Directive:
Can you pull out each line of the data below that includes the word "творческим"?

Dataset entries:
================
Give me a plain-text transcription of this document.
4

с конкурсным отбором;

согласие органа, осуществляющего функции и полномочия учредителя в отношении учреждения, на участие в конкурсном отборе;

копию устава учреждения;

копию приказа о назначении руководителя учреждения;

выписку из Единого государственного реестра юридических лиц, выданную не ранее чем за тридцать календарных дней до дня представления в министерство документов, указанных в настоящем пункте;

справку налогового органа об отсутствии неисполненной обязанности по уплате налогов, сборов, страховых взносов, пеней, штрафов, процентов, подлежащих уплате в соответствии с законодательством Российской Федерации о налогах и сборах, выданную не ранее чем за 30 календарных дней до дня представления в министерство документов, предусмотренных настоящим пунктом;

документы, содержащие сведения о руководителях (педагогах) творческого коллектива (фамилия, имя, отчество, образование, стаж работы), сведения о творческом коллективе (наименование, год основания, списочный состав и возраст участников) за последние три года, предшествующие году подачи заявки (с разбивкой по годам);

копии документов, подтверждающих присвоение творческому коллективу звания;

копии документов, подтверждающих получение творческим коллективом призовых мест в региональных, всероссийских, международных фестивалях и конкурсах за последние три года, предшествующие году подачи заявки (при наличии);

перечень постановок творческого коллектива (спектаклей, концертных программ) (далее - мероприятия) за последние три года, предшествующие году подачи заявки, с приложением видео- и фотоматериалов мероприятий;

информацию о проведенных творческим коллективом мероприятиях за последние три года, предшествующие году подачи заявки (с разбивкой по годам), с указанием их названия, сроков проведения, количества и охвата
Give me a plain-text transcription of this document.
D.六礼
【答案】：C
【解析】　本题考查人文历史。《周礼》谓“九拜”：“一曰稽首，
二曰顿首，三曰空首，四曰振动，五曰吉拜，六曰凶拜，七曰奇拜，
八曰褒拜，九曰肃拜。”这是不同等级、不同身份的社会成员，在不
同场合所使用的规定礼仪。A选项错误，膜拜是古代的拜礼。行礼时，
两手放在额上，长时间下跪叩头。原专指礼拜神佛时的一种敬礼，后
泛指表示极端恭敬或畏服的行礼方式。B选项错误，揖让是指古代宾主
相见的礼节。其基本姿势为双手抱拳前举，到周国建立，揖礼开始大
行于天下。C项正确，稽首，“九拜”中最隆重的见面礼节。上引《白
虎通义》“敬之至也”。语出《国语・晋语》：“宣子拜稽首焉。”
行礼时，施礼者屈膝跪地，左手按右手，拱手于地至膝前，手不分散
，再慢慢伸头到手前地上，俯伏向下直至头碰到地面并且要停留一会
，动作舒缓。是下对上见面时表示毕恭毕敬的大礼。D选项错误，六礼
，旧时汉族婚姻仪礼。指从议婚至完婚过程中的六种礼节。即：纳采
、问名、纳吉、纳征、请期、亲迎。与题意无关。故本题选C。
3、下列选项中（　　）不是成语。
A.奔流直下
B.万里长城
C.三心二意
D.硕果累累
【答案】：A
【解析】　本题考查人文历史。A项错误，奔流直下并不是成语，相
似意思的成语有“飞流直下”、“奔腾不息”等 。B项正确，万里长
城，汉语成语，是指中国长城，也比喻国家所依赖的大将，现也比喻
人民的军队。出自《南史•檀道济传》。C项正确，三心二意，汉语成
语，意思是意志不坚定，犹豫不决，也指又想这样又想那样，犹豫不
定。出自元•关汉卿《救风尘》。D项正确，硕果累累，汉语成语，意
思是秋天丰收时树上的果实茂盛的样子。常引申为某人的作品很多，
================
Result:
копии документов, подтверждающих получение творческим коллективом призовых мест в региональных, всероссийских, международных фестивалях и конкурсах за последние три года, предшествующие году подачи заявки (при наличии);
информацию о проведенных творческим коллективом мероприятиях за последние три года, предшествующие году подачи заявки (с разбивкой по годам), с указанием их названия, сроков проведения, количества и охвата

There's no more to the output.